Dataset records
◆ ◆ ◆ ◆ ◆ ◆ ◆
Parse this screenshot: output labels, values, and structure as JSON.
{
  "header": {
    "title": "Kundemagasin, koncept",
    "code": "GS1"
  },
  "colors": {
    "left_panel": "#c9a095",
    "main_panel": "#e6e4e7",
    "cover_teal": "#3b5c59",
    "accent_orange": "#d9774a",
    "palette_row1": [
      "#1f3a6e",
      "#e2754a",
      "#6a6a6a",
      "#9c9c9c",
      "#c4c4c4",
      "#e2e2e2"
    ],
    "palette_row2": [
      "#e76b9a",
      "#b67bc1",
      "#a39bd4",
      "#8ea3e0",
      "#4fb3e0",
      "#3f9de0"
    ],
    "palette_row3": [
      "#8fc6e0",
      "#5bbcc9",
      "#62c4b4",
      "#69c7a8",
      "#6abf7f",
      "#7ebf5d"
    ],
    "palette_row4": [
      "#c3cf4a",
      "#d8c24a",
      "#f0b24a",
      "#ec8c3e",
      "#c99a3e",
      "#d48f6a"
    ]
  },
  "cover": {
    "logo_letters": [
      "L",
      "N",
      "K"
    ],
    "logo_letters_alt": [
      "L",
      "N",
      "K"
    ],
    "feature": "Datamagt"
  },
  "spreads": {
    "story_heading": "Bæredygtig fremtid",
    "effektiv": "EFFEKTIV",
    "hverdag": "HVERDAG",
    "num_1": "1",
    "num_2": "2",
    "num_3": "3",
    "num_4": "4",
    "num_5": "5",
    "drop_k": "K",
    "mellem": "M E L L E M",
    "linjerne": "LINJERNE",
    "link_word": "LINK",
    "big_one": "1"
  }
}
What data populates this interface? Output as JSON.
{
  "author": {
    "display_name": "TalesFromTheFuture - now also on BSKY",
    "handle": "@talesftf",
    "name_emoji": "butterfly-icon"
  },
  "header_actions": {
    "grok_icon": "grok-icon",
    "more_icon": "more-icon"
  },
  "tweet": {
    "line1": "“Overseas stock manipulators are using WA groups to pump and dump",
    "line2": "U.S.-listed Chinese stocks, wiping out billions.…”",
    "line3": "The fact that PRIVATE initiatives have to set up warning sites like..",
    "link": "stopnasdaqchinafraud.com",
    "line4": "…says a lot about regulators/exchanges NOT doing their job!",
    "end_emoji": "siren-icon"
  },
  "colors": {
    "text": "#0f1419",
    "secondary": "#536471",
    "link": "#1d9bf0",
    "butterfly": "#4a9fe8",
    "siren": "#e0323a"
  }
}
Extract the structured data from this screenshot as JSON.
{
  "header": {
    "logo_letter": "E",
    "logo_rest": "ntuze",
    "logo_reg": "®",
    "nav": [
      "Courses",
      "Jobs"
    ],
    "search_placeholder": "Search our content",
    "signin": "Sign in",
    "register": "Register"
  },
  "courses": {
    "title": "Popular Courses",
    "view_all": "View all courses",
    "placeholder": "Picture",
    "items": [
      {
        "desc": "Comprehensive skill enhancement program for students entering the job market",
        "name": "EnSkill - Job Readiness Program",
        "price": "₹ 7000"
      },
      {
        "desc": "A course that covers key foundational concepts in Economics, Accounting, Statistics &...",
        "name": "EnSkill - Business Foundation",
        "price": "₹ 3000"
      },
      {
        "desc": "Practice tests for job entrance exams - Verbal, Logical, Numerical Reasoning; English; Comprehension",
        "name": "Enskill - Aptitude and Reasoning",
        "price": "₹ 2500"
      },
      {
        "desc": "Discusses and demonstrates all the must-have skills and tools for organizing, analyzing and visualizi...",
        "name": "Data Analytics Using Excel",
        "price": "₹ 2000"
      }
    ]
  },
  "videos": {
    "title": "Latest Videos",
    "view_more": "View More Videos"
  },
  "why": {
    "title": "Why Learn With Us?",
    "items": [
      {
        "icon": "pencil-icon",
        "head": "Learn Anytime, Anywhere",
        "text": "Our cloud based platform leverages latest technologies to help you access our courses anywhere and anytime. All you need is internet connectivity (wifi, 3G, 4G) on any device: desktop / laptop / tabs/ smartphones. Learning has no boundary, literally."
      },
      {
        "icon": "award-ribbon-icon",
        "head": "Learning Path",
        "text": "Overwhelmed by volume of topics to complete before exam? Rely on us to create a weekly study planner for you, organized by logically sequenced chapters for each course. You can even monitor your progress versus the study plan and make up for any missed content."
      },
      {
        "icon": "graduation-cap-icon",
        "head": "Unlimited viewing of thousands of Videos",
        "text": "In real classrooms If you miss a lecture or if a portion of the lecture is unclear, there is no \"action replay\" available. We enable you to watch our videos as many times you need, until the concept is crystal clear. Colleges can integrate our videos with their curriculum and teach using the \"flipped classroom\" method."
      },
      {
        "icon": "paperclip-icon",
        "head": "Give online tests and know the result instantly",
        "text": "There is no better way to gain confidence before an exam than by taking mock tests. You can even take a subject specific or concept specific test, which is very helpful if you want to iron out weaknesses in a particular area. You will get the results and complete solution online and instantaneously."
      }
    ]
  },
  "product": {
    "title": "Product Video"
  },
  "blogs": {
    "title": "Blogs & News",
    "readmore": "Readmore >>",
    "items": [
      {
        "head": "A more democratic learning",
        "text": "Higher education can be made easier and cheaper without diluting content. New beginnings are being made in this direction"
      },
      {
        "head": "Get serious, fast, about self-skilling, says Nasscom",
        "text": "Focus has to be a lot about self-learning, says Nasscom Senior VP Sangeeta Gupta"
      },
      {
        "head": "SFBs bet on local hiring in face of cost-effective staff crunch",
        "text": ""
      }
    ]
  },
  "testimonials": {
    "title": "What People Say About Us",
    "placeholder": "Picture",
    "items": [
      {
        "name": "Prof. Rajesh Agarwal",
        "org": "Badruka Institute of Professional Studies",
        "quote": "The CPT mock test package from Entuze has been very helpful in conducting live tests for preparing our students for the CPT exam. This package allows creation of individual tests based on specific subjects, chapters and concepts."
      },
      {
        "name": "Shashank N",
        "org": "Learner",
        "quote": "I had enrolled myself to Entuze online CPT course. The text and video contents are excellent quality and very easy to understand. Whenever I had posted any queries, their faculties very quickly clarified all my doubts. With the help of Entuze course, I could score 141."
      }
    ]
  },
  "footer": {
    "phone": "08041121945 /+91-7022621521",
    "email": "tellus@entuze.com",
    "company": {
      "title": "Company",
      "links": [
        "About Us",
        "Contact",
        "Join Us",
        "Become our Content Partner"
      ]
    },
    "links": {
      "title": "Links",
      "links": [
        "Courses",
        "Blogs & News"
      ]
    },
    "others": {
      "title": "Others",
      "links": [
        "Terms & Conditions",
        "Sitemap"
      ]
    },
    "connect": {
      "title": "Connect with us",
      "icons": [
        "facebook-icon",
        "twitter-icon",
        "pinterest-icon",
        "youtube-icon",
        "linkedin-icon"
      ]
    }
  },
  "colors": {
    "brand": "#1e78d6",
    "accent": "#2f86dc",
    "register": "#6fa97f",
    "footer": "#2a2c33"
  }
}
◆ ◆ ◆ ◆ ◆ ◆ ◆
• _GIVEN EXERCISE_:
Your answer should be a single number: the count of lines in the entries that contain the word "students".

• _FINISHED ANSWER_:
2